# What is expected:
Each record needs to be echoed exactly; can you do that?

[Begin Data to process]

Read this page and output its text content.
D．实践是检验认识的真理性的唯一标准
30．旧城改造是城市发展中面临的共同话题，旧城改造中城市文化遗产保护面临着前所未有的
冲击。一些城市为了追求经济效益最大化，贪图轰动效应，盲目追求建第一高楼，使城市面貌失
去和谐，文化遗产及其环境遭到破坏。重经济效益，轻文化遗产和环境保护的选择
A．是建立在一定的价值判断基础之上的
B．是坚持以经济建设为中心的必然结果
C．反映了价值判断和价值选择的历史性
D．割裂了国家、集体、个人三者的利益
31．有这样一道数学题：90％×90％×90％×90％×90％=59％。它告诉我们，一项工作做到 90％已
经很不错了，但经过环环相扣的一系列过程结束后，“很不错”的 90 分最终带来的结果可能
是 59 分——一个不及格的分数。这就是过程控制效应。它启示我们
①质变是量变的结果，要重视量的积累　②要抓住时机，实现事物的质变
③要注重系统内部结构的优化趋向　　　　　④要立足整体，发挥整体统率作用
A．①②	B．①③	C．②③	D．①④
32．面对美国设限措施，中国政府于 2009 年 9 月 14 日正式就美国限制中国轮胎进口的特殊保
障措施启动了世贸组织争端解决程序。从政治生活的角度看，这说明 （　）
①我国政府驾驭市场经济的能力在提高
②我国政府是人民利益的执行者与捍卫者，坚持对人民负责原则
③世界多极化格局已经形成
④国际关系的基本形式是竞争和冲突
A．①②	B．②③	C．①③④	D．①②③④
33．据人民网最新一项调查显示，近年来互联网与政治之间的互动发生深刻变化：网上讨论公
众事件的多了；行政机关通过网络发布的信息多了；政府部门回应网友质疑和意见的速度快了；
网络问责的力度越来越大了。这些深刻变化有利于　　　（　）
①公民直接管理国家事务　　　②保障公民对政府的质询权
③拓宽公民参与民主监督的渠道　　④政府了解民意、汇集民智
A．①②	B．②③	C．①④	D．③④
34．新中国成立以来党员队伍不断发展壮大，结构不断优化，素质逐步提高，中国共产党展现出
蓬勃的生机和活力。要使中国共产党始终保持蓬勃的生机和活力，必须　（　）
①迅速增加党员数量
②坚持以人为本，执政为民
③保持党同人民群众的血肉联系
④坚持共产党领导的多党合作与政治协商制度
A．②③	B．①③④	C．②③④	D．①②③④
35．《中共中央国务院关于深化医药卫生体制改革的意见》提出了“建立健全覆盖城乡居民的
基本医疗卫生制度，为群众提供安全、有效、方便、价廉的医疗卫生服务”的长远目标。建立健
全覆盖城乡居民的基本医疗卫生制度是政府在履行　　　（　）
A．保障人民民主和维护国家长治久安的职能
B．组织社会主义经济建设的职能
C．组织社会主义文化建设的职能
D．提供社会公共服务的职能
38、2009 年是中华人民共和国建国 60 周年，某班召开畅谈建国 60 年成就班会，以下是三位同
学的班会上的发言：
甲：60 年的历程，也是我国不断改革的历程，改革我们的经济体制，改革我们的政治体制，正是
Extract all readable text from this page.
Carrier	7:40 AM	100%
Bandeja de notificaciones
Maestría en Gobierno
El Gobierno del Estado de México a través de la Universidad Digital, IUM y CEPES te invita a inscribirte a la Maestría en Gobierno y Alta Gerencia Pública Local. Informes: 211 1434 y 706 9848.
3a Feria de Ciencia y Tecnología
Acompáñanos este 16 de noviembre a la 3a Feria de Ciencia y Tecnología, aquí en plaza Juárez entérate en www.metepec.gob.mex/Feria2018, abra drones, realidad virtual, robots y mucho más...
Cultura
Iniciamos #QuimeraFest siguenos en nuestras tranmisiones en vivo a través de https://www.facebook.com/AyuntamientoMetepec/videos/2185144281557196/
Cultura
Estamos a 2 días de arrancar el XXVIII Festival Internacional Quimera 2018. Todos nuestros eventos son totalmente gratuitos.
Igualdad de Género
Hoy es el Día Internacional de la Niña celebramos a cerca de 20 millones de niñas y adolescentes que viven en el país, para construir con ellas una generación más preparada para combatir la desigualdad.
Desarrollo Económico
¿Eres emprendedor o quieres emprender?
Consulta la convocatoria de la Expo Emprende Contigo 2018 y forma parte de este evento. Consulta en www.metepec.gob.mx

[End Data to process]

# Complete response:
Read this page and output its text content.
D．实践是检验认识的真理性的唯一标准
30．旧城改造是城市发展中面临的共同话题，旧城改造中城市文化遗产保护面临着前所未有的
冲击。一些城市为了追求经济效益最大化，贪图轰动效应，盲目追求建第一高楼，使城市面貌失
去和谐，文化遗产及其环境遭到破坏。重经济效益，轻文化遗产和环境保护的选择
A．是建立在一定的价值判断基础之上的
B．是坚持以经济建设为中心的必然结果
C．反映了价值判断和价值选择的历史性
D．割裂了国家、集体、个人三者的利益
31．有这样一道数学题：90％×90％×90％×90％×90％=59％。它告诉我们，一项工作做到 90％已
经很不错了，但经过环环相扣的一系列过程结束后，“很不错”的 90 分最终带来的结果可能
是 59 分——一个不及格的分数。这就是过程控制效应。它启示我们
①质变是量变的结果，要重视量的积累　②要抓住时机，实现事物的质变
③要注重系统内部结构的优化趋向　　　　　④要立足整体，发挥整体统率作用
A．①②	B．①③	C．②③	D．①④
32．面对美国设限措施，中国政府于 2009 年 9 月 14 日正式就美国限制中国轮胎进口的特殊保
障措施启动了世贸组织争端解决程序。从政治生活的角度看，这说明 （　）
①我国政府驾驭市场经济的能力在提高
②我国政府是人民利益的执行者与捍卫者，坚持对人民负责原则
③世界多极化格局已经形成
④国际关系的基本形式是竞争和冲突
A．①②	B．②③	C．①③④	D．①②③④
33．据人民网最新一项调查显示，近年来互联网与政治之间的互动发生深刻变化：网上讨论公
众事件的多了；行政机关通过网络发布的信息多了；政府部门回应网友质疑和意见的速度快了；
网络问责的力度越来越大了。这些深刻变化有利于　　　（　）
①公民直接管理国家事务　　　②保障公民对政府的质询权
③拓宽公民参与民主监督的渠道　　④政府了解民意、汇集民智
A．①②	B．②③	C．①④	D．③④
34．新中国成立以来党员队伍不断发展壮大，结构不断优化，素质逐步提高，中国共产党展现出
蓬勃的生机和活力。要使中国共产党始终保持蓬勃的生机和活力，必须　（　）
①迅速增加党员数量
②坚持以人为本，执政为民
③保持党同人民群众的血肉联系
④坚持共产党领导的多党合作与政治协商制度
A．②③	B．①③④	C．②③④	D．①②③④
35．《中共中央国务院关于深化医药卫生体制改革的意见》提出了“建立健全覆盖城乡居民的
基本医疗卫生制度，为群众提供安全、有效、方便、价廉的医疗卫生服务”的长远目标。建立健
全覆盖城乡居民的基本医疗卫生制度是政府在履行　　　（　）
A．保障人民民主和维护国家长治久安的职能
B．组织社会主义经济建设的职能
C．组织社会主义文化建设的职能
D．提供社会公共服务的职能
38、2009 年是中华人民共和国建国 60 周年，某班召开畅谈建国 60 年成就班会，以下是三位同
学的班会上的发言：
甲：60 年的历程，也是我国不断改革的历程，改革我们的经济体制，改革我们的政治体制，正是
Extract all readable text from this page.
Carrier	7:40 AM	100%
Bandeja de notificaciones
Maestría en Gobierno
El Gobierno del Estado de México a través de la Universidad Digital, IUM y CEPES te invita a inscribirte a la Maestría en Gobierno y Alta Gerencia Pública Local. Informes: 211 1434 y 706 9848.
3a Feria de Ciencia y Tecnología
Acompáñanos este 16 de noviembre a la 3a Feria de Ciencia y Tecnología, aquí en plaza Juárez entérate en www.metepec.gob.mex/Feria2018, abra drones, realidad virtual, robots y mucho más...
Cultura
Iniciamos #QuimeraFest siguenos en nuestras tranmisiones en vivo a través de https://www.facebook.com/AyuntamientoMetepec/videos/2185144281557196/
Cultura
Estamos a 2 días de arrancar el XXVIII Festival Internacional Quimera 2018. Todos nuestros eventos son totalmente gratuitos.
Igualdad de Género
Hoy es el Día Internacional de la Niña celebramos a cerca de 20 millones de niñas y adolescentes que viven en el país, para construir con ellas una generación más preparada para combatir la desigualdad.
Desarrollo Económico
¿Eres emprendedor o quieres emprender?
Consulta la convocatoria de la Expo Emprende Contigo 2018 y forma parte de este evento. Consulta en www.metepec.gob.mx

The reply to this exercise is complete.